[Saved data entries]
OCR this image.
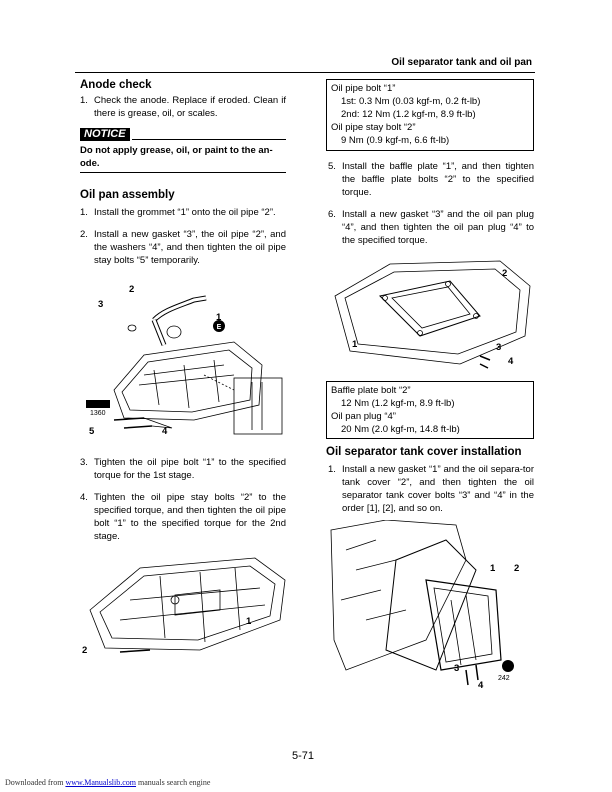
Oil separator tank and oil pan
Anode check
1. Check the anode. Replace if eroded. Clean if there is grease, oil, or scales.
NOTICE
Do not apply grease, oil, or paint to the an-ode.
Oil pan assembly
1. Install the grommet “1” onto the oil pipe “2”.
2. Install a new gasket “3”, the oil pipe “2”, and the washers “4”, and then tighten the oil pipe stay bolts “5” temporarily.
E
2
3
1
5	4
1360
3. Tighten the oil pipe bolt “1” to the specified torque for the 1st stage.
4. Tighten the oil pipe stay bolts “2” to the specified torque, and then tighten the oil pipe bolt “1” to the specified torque for the 2nd stage.
1
2
Oil pipe bolt “1”
1st: 0.3 Nm (0.03 kgf-m, 0.2 ft-lb)
2nd: 12 Nm (1.2 kgf-m, 8.9 ft-lb)
Oil pipe stay bolt “2”
9 Nm (0.9 kgf-m, 6.6 ft-lb)
5. Install the baffle plate “1”, and then tighten the baffle plate bolts “2” to the specified torque.
6. Install a new gasket “3” and the oil pan plug “4”, and then tighten the oil pan plug “4” to the specified torque.
2
1	3
4
Baffle plate bolt “2”
12 Nm (1.2 kgf-m, 8.9 ft-lb)
Oil pan plug “4”
20 Nm (2.0 kgf-m, 14.8 ft-lb)
Oil separator tank cover installation
1. Install a new gasket “1” and the oil separa-tor tank cover “2”, and then tighten the oil separator tank cover bolts “3” and “4” in the order [1], [2], and so on.
1 2
3
4
242
5-71
Downloaded from www.Manualslib.com manuals search engine
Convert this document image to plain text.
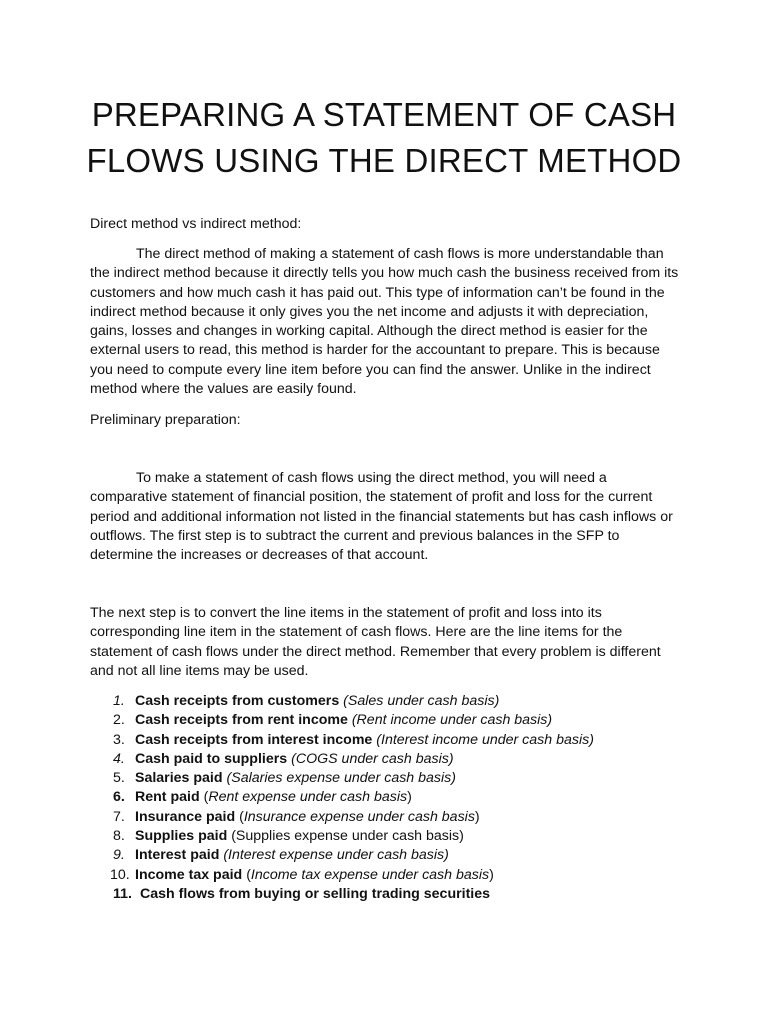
PREPARING A STATEMENT OF CASH
FLOWS USING THE DIRECT METHOD

Direct method vs indirect method:

The direct method of making a statement of cash flows is more understandable than the indirect method because it directly tells you how much cash the business received from its customers and how much cash it has paid out. This type of information can’t be found in the indirect method because it only gives you the net income and adjusts it with depreciation, gains, losses and changes in working capital. Although the direct method is easier for the external users to read, this method is harder for the accountant to prepare. This is because you need to compute every line item before you can find the answer. Unlike in the indirect method where the values are easily found.

Preliminary preparation:

To make a statement of cash flows using the direct method, you will need a comparative statement of financial position, the statement of profit and loss for the current period and additional information not listed in the financial statements but has cash inflows or outflows. The first step is to subtract the current and previous balances in the SFP to determine the increases or decreases of that account.

The next step is to convert the line items in the statement of profit and loss into its corresponding line item in the statement of cash flows. Here are the line items for the statement of cash flows under the direct method. Remember that every problem is different and not all line items may be used.

1. Cash receipts from customers (Sales under cash basis)
2. Cash receipts from rent income (Rent income under cash basis)
3. Cash receipts from interest income (Interest income under cash basis)
4. Cash paid to suppliers (COGS under cash basis)
5. Salaries paid (Salaries expense under cash basis)
6. Rent paid (Rent expense under cash basis)
7. Insurance paid (Insurance expense under cash basis)
8. Supplies paid (Supplies expense under cash basis)
9. Interest paid (Interest expense under cash basis)
10. Income tax paid (Income tax expense under cash basis)
11. Cash flows from buying or selling trading securities
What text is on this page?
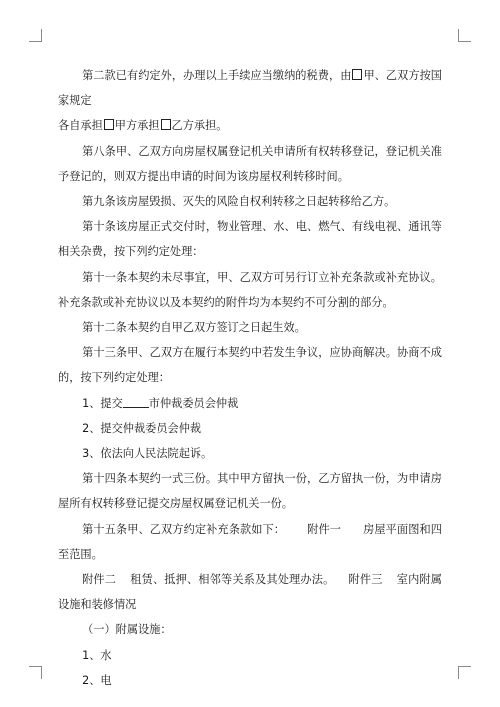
第二款已有约定外，办理以上手续应当缴纳的税费，由 甲、乙双方按国家规定
各自承担 甲方承担 乙方承担。

第八条甲、乙双方向房屋权属登记机关申请所有权转移登记，登记机关准予登记的，则双方提出申请的时间为该房屋权利转移时间。

第九条该房屋毁损、灭失的风险自权利转移之日起转移给乙方。

第十条该房屋正式交付时，物业管理、水、电、燃气、有线电视、通讯等相关杂费，按下列约定处理：

第十一条本契约未尽事宜，甲、乙双方可另行订立补充条款或补充协议。补充条款或补充协议以及本契约的附件均为本契约不可分割的部分。

第十二条本契约自甲乙双方签订之日起生效。

第十三条甲、乙双方在履行本契约中若发生争议，应协商解决。协商不成的，按下列约定处理：

1、提交 市仲裁委员会仲裁

2、提交仲裁委员会仲裁

3、依法向人民法院起诉。

第十四条本契约一式三份。其中甲方留执一份，乙方留执一份，为申请房屋所有权转移登记提交房屋权属登记机关一份。

第十五条甲、乙双方约定补充条款如下： 附件一 房屋平面图和四至范围。

附件二 租赁、抵押、相邻等关系及其处理办法。 附件三 室内附属设施和装修情况

（一）附属设施：

1、水

2、电
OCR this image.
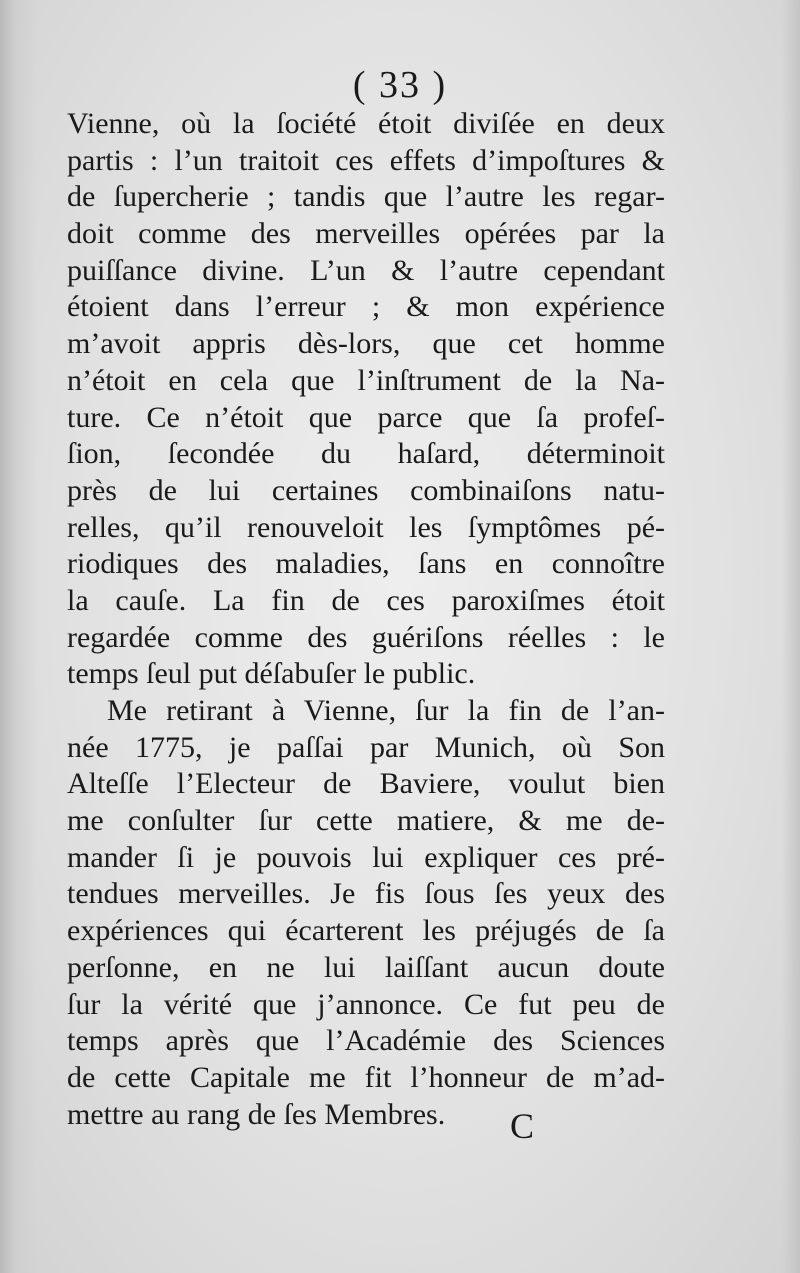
( 33 )
Vienne, où la ſociété étoit diviſée en deux
partis : l’un traitoit ces effets d’impoſtures &
de ſupercherie ; tandis que l’autre les regar-
doit comme des merveilles opérées par la
puiſſance divine. L’un & l’autre cependant
étoient dans l’erreur ; & mon expérience
m’avoit appris dès-lors, que cet homme
n’étoit en cela que l’inſtrument de la Na-
ture. Ce n’étoit que parce que ſa profeſ-
ſion, ſecondée du haſard, déterminoit
près de lui certaines combinaiſons natu-
relles, qu’il renouveloit les ſymptômes pé-
riodiques des maladies, ſans en connoître
la cauſe. La fin de ces paroxiſmes étoit
regardée comme des guériſons réelles : le
temps ſeul put déſabuſer le public.
Me retirant à Vienne, ſur la fin de l’an-
née 1775, je paſſai par Munich, où Son
Alteſſe l’Electeur de Baviere, voulut bien
me conſulter ſur cette matiere, & me de-
mander ſi je pouvois lui expliquer ces pré-
tendues merveilles. Je fis ſous ſes yeux des
expériences qui écarterent les préjugés de ſa
perſonne, en ne lui laiſſant aucun doute
ſur la vérité que j’annonce. Ce fut peu de
temps après que l’Académie des Sciences
de cette Capitale me fit l’honneur de m’ad-
mettre au rang de ſes Membres.	C
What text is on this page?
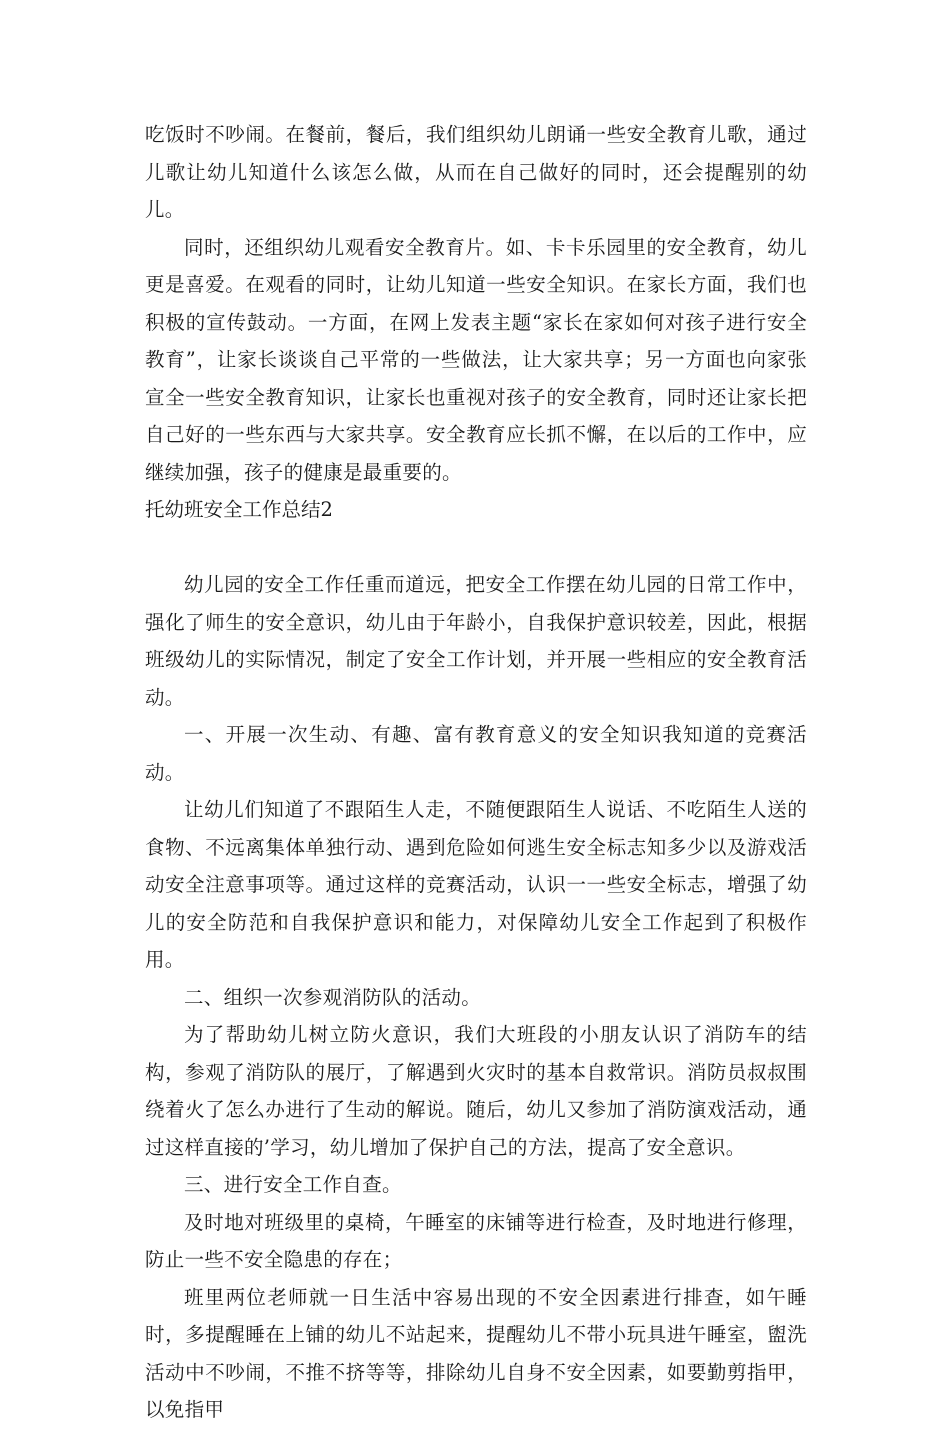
吃饭时不吵闹。在餐前，餐后，我们组织幼儿朗诵一些安全教育儿歌，通过儿歌让幼儿知道什么该怎么做，从而在自己做好的同时，还会提醒别的幼儿。

同时，还组织幼儿观看安全教育片。如、卡卡乐园里的安全教育，幼儿更是喜爱。在观看的同时，让幼儿知道一些安全知识。在家长方面，我们也积极的宣传鼓动。一方面，在网上发表主题“家长在家如何对孩子进行安全教育”，让家长谈谈自己平常的一些做法，让大家共享；另一方面也向家张宣全一些安全教育知识，让家长也重视对孩子的安全教育，同时还让家长把自己好的一些东西与大家共享。安全教育应长抓不懈，在以后的工作中，应继续加强，孩子的健康是最重要的。

托幼班安全工作总结2

幼儿园的安全工作任重而道远，把安全工作摆在幼儿园的日常工作中，强化了师生的安全意识，幼儿由于年龄小，自我保护意识较差，因此，根据班级幼儿的实际情况，制定了安全工作计划，并开展一些相应的安全教育活动。

一、开展一次生动、有趣、富有教育意义的安全知识我知道的竞赛活动。

让幼儿们知道了不跟陌生人走，不随便跟陌生人说话、不吃陌生人送的食物、不远离集体单独行动、遇到危险如何逃生安全标志知多少以及游戏活动安全注意事项等。通过这样的竞赛活动，认识一一些安全标志，增强了幼儿的安全防范和自我保护意识和能力，对保障幼儿安全工作起到了积极作用。

二、组织一次参观消防队的活动。

为了帮助幼儿树立防火意识，我们大班段的小朋友认识了消防车的结构，参观了消防队的展厅，了解遇到火灾时的基本自救常识。消防员叔叔围绕着火了怎么办进行了生动的解说。随后，幼儿又参加了消防演戏活动，通过这样直接的’学习，幼儿增加了保护自己的方法，提高了安全意识。

三、进行安全工作自查。

及时地对班级里的桌椅，午睡室的床铺等进行检查，及时地进行修理，防止一些不安全隐患的存在；

班里两位老师就一日生活中容易出现的不安全因素进行排查，如午睡时，多提醒睡在上铺的幼儿不站起来，提醒幼儿不带小玩具进午睡室，盥洗活动中不吵闹，不推不挤等等，排除幼儿自身不安全因素，如要勤剪指甲，以免指甲
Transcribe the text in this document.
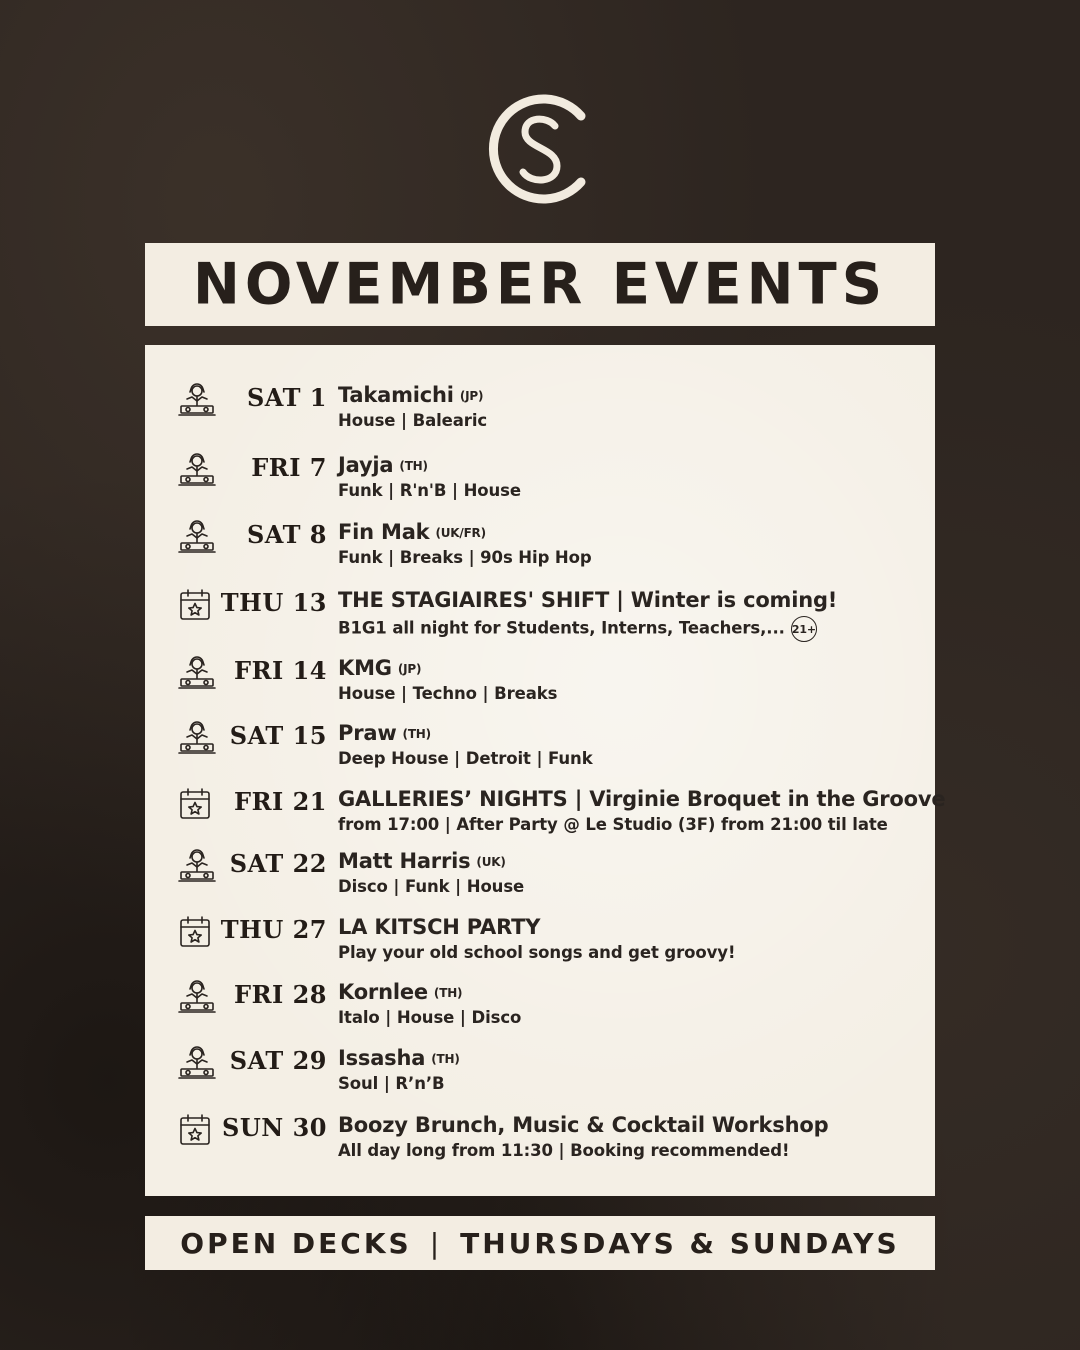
NOVEMBER EVENTS
SAT 1 Takamichi (JP)
House | Balearic
FRI 7 Jayja (TH)
Funk | R'n'B | House
SAT 8 Fin Mak (UK/FR)
Funk | Breaks | 90s Hip Hop
THU 13 THE STAGIAIRES' SHIFT | Winter is coming!
B1G1 all night for Students, Interns, Teachers,... 21+
FRI 14 KMG (JP)
House | Techno | Breaks
SAT 15 Praw (TH)
Deep House | Detroit | Funk
FRI 21 GALLERIES’ NIGHTS | Virginie Broquet in the Groove
from 17:00 | After Party @ Le Studio (3F) from 21:00 til late
SAT 22 Matt Harris (UK)
Disco | Funk | House
THU 27 LA KITSCH PARTY
Play your old school songs and get groovy!
FRI 28 Kornlee (TH)
Italo | House | Disco
SAT 29 Issasha (TH)
Soul | R’n’B
SUN 30 Boozy Brunch, Music & Cocktail Workshop
All day long from 11:30 | Booking recommended!
OPEN DECKS | THURSDAYS & SUNDAYS
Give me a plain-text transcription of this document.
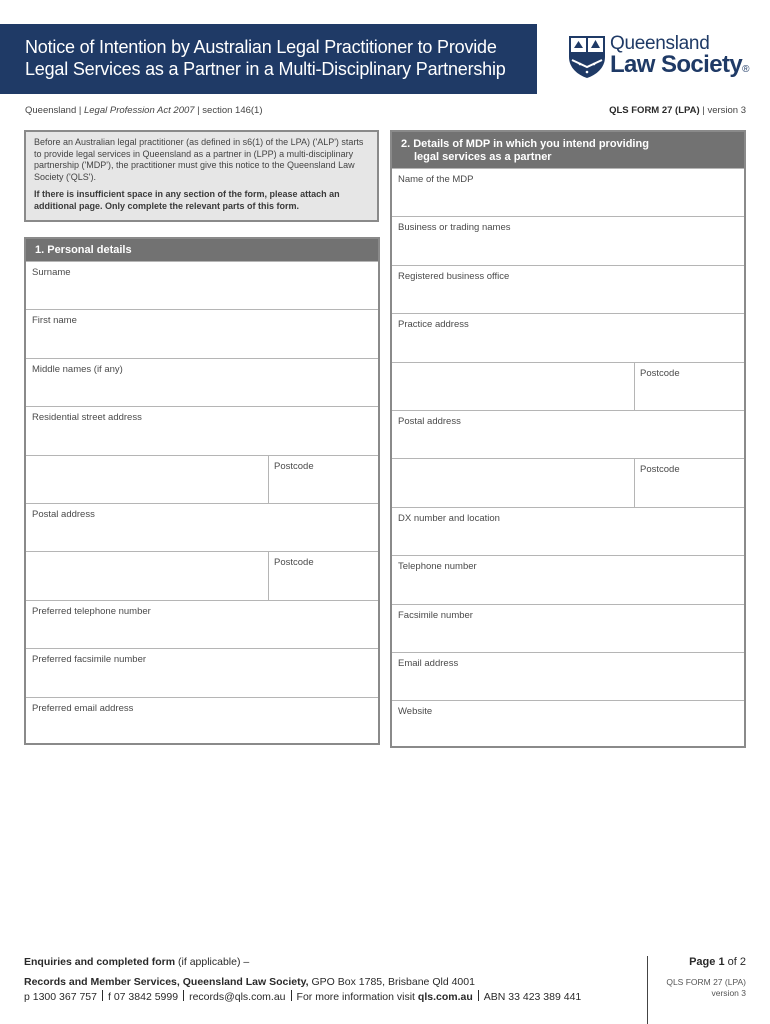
Notice of Intention by Australian Legal Practitioner to Provide
Legal Services as a Partner in a Multi-Disciplinary Partnership
Queensland
Law Society®
Queensland | Legal Profession Act 2007 | section 146(1)	QLS FORM 27 (LPA) | version 3

Before an Australian legal practitioner (as defined in s6(1) of the LPA) ('ALP') starts to provide legal services in Queensland as a partner in (LPP) a multi-disciplinary partnership ('MDP'), the practitioner must give this notice to the Queensland Law Society ('QLS').

If there is insufficient space in any section of the form, please attach an additional page. Only complete the relevant parts of this form.

1. Personal details
Surname
First name
Middle names (if any)
Residential street address
Postcode
Postal address
Postcode
Preferred telephone number
Preferred facsimile number
Preferred email address
2. Details of MDP in which you intend providing
legal services as a partner
Name of the MDP
Business or trading names
Registered business office
Practice address
Postcode
Postal address
Postcode
DX number and location
Telephone number
Facsimile number
Email address
Website
Enquiries and completed form (if applicable) –
Records and Member Services, Queensland Law Society, GPO Box 1785, Brisbane Qld 4001
p 1300 367 757 f 07 3842 5999 records@qls.com.au For more information visit qls.com.au ABN 33 423 389 441
Page 1 of 2
QLS FORM 27 (LPA)
version 3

Direction:
Check each line of the records for the word "stay", and show the lines that contain it.

Full output:
2. Install a new gasket “3”, the oil pipe “2”, and the washers “4”, and then tighten the oil pipe stay bolts “5” temporarily.
4. Tighten the oil pipe stay bolts “2” to the specified torque, and then tighten the oil pipe bolt “1” to the specified torque for the 2nd stage.
Oil pipe stay bolt “2”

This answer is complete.